### EXERCISE INSTRUCTIONS:
Return every line of the records below verbatim, with no pictures in the copy.

Figure collection entries
---*---
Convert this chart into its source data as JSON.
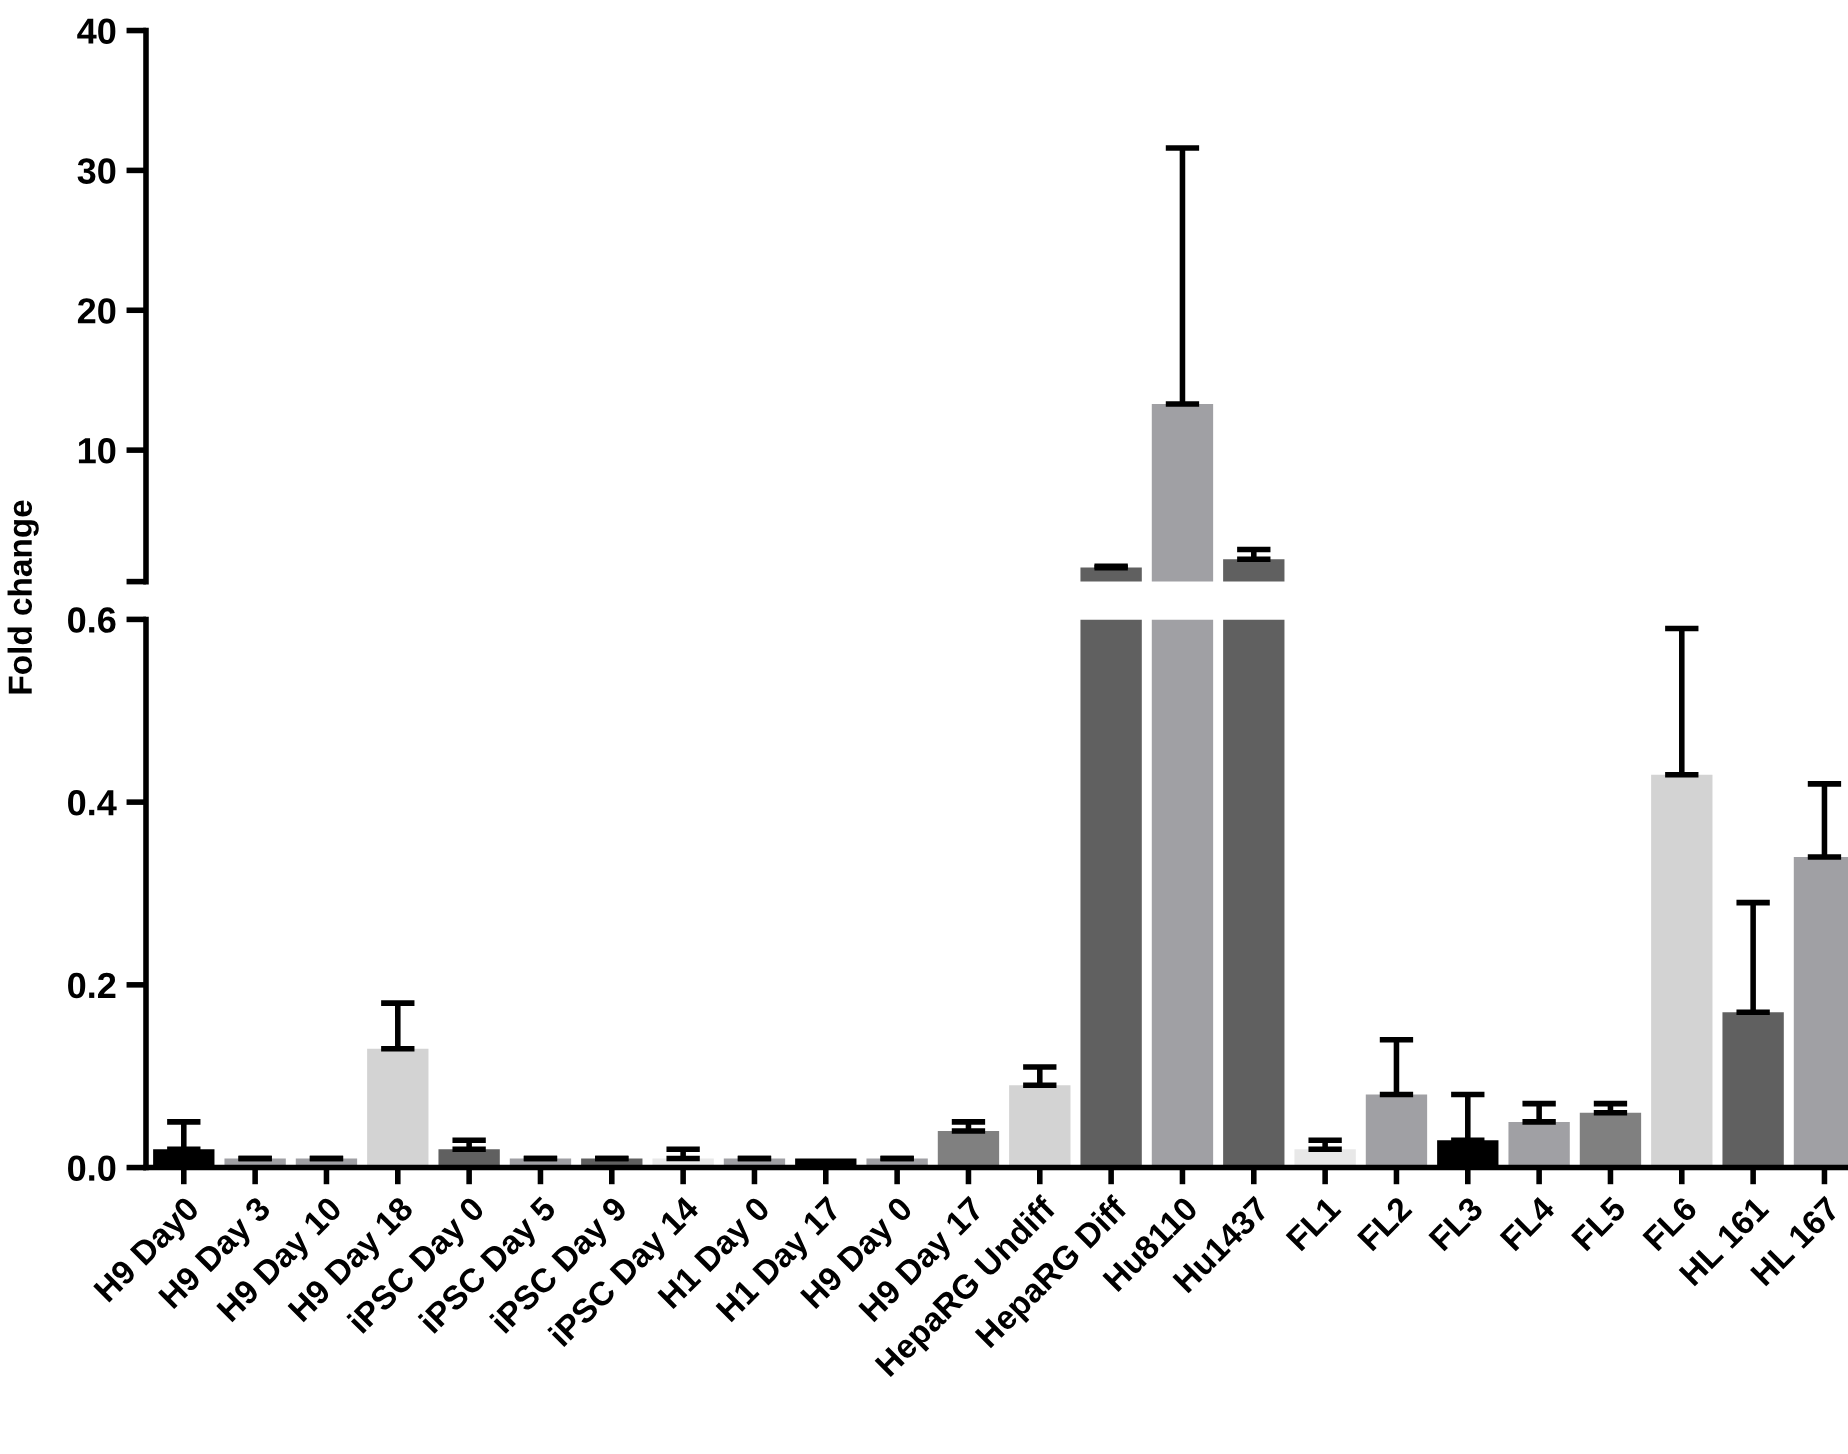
{
  "chart_data": [
    {
      "type": "bar",
      "categories": [
        null,
        null,
        null,
        null,
        null,
        null,
        null,
        null,
        null,
        null,
        null,
        null,
        null,
        null,
        null,
        null,
        null,
        null,
        null,
        null,
        null,
        null,
        null,
        null
      ],
      "values": [
        null,
        null,
        null,
        null,
        null,
        null,
        null,
        null,
        null,
        null,
        null,
        null,
        null,
        1.6,
        13.3,
        2.2,
        null,
        null,
        null,
        null,
        null,
        null,
        null,
        null
      ],
      "errors": [
        null,
        null,
        null,
        null,
        null,
        null,
        null,
        null,
        null,
        null,
        null,
        null,
        null,
        [
          1.6,
          1.7
        ],
        [
          13.3,
          31.6
        ],
        [
          2.2,
          2.9
        ],
        null,
        null,
        null,
        null,
        null,
        null,
        null,
        null
      ],
      "colors": [
        "#000000",
        "#a0a0a4",
        "#a0a0a4",
        "#d3d3d3",
        "#606060",
        "#a0a0a4",
        "#606060",
        "#e8e8e8",
        "#a0a0a4",
        "#000000",
        "#a0a0a4",
        "#808080",
        "#d3d3d3",
        "#606060",
        "#a0a0a4",
        "#606060",
        "#e8e8e8",
        "#a0a0a4",
        "#000000",
        "#a0a0a4",
        "#808080",
        "#d3d3d3",
        "#606060",
        "#a0a0a4"
      ],
      "ylim": [
        0.6,
        40
      ],
      "yticks": [
        {
          "value": 0.6,
          "label": null
        },
        10,
        20,
        30,
        40
      ],
      "tick_labels": "y"
    },
    {
      "type": "bar",
      "ylabel": "Fold change",
      "categories": [
        "H9 Day0",
        "H9 Day 3",
        "H9 Day 10",
        "H9 Day 18",
        "iPSC Day 0",
        "iPSC Day 5",
        "iPSC Day 9",
        "iPSC Day 14",
        "H1 Day 0",
        "H1 Day 17",
        "H9 Day 0",
        "H9 Day 17",
        "HepaRG Undiff",
        "HepaRG Diff",
        "Hu8110",
        "Hu1437",
        "FL1",
        "FL2",
        "FL3",
        "FL4",
        "FL5",
        "FL6",
        "HL 161",
        "HL 167"
      ],
      "values": [
        0.02,
        0.01,
        0.01,
        0.13,
        0.02,
        0.01,
        0.01,
        0.01,
        0.01,
        0.01,
        0.01,
        0.04,
        0.09,
        0.6,
        0.6,
        0.6,
        0.02,
        0.08,
        0.03,
        0.05,
        0.06,
        0.43,
        0.17,
        0.34
      ],
      "errors": [
        [
          0.02,
          0.05
        ],
        [
          0.01,
          0.01
        ],
        [
          0.01,
          0.01
        ],
        [
          0.13,
          0.18
        ],
        [
          0.02,
          0.03
        ],
        [
          0.01,
          0.01
        ],
        [
          0.01,
          0.01
        ],
        [
          0.01,
          0.02
        ],
        [
          0.01,
          0.01
        ],
        null,
        [
          0.01,
          0.01
        ],
        [
          0.04,
          0.05
        ],
        [
          0.09,
          0.11
        ],
        null,
        null,
        null,
        [
          0.02,
          0.03
        ],
        [
          0.08,
          0.14
        ],
        [
          0.03,
          0.08
        ],
        [
          0.05,
          0.07
        ],
        [
          0.06,
          0.07
        ],
        [
          0.43,
          0.59
        ],
        [
          0.17,
          0.29
        ],
        [
          0.34,
          0.42
        ]
      ],
      "colors": [
        "#000000",
        "#a0a0a4",
        "#a0a0a4",
        "#d3d3d3",
        "#606060",
        "#a0a0a4",
        "#606060",
        "#e8e8e8",
        "#a0a0a4",
        "#000000",
        "#a0a0a4",
        "#808080",
        "#d3d3d3",
        "#606060",
        "#a0a0a4",
        "#606060",
        "#e8e8e8",
        "#a0a0a4",
        "#000000",
        "#a0a0a4",
        "#808080",
        "#d3d3d3",
        "#606060",
        "#a0a0a4"
      ],
      "ylim": [
        0,
        0.6
      ],
      "yticks": [
        {
          "value": 0,
          "label": "0.0"
        },
        0.2,
        0.4,
        0.6
      ]
    }
  ]
}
---*---
### ANSWER TO THE PROBLEM:
Convert this chart into its source data as JSON.
{
  "chart_data": [
    {
      "type": "bar",
      "categories": [
        null,
        null,
        null,
        null,
        null,
        null,
        null,
        null,
        null,
        null,
        null,
        null,
        null,
        null,
        null,
        null,
        null,
        null,
        null,
        null,
        null,
        null,
        null,
        null
      ],
      "values": [
        null,
        null,
        null,
        null,
        null,
        null,
        null,
        null,
        null,
        null,
        null,
        null,
        null,
        1.6,
        13.3,
        2.2,
        null,
        null,
        null,
        null,
        null,
        null,
        null,
        null
      ],
      "errors": [
        null,
        null,
        null,
        null,
        null,
        null,
        null,
        null,
        null,
        null,
        null,
        null,
        null,
        [
          1.6,
          1.7
        ],
        [
          13.3,
          31.6
        ],
        [
          2.2,
          2.9
        ],
        null,
        null,
        null,
        null,
        null,
        null,
        null,
        null
      ],
      "colors": [
        "#000000",
        "#a0a0a4",
        "#a0a0a4",
        "#d3d3d3",
        "#606060",
        "#a0a0a4",
        "#606060",
        "#e8e8e8",
        "#a0a0a4",
        "#000000",
        "#a0a0a4",
        "#808080",
        "#d3d3d3",
        "#606060",
        "#a0a0a4",
        "#606060",
        "#e8e8e8",
        "#a0a0a4",
        "#000000",
        "#a0a0a4",
        "#808080",
        "#d3d3d3",
        "#606060",
        "#a0a0a4"
      ],
      "ylim": [
        0.6,
        40
      ],
      "yticks": [
        {
          "value": 0.6,
          "label": null
        },
        10,
        20,
        30,
        40
      ],
      "tick_labels": "y"
    },
    {
      "type": "bar",
      "ylabel": "Fold change",
      "categories": [
        "H9 Day0",
        "H9 Day 3",
        "H9 Day 10",
        "H9 Day 18",
        "iPSC Day 0",
        "iPSC Day 5",
        "iPSC Day 9",
        "iPSC Day 14",
        "H1 Day 0",
        "H1 Day 17",
        "H9 Day 0",
        "H9 Day 17",
        "HepaRG Undiff",
        "HepaRG Diff",
        "Hu8110",
        "Hu1437",
        "FL1",
        "FL2",
        "FL3",
        "FL4",
        "FL5",
        "FL6",
        "HL 161",
        "HL 167"
      ],
      "values": [
        0.02,
        0.01,
        0.01,
        0.13,
        0.02,
        0.01,
        0.01,
        0.01,
        0.01,
        0.01,
        0.01,
        0.04,
        0.09,
        0.6,
        0.6,
        0.6,
        0.02,
        0.08,
        0.03,
        0.05,
        0.06,
        0.43,
        0.17,
        0.34
      ],
      "errors": [
        [
          0.02,
          0.05
        ],
        [
          0.01,
          0.01
        ],
        [
          0.01,
          0.01
        ],
        [
          0.13,
          0.18
        ],
        [
          0.02,
          0.03
        ],
        [
          0.01,
          0.01
        ],
        [
          0.01,
          0.01
        ],
        [
          0.01,
          0.02
        ],
        [
          0.01,
          0.01
        ],
        null,
        [
          0.01,
          0.01
        ],
        [
          0.04,
          0.05
        ],
        [
          0.09,
          0.11
        ],
        null,
        null,
        null,
        [
          0.02,
          0.03
        ],
        [
          0.08,
          0.14
        ],
        [
          0.03,
          0.08
        ],
        [
          0.05,
          0.07
        ],
        [
          0.06,
          0.07
        ],
        [
          0.43,
          0.59
        ],
        [
          0.17,
          0.29
        ],
        [
          0.34,
          0.42
        ]
      ],
      "colors": [
        "#000000",
        "#a0a0a4",
        "#a0a0a4",
        "#d3d3d3",
        "#606060",
        "#a0a0a4",
        "#606060",
        "#e8e8e8",
        "#a0a0a4",
        "#000000",
        "#a0a0a4",
        "#808080",
        "#d3d3d3",
        "#606060",
        "#a0a0a4",
        "#606060",
        "#e8e8e8",
        "#a0a0a4",
        "#000000",
        "#a0a0a4",
        "#808080",
        "#d3d3d3",
        "#606060",
        "#a0a0a4"
      ],
      "ylim": [
        0,
        0.6
      ],
      "yticks": [
        {
          "value": 0,
          "label": "0.0"
        },
        0.2,
        0.4,
        0.6
      ]
    }
  ]
}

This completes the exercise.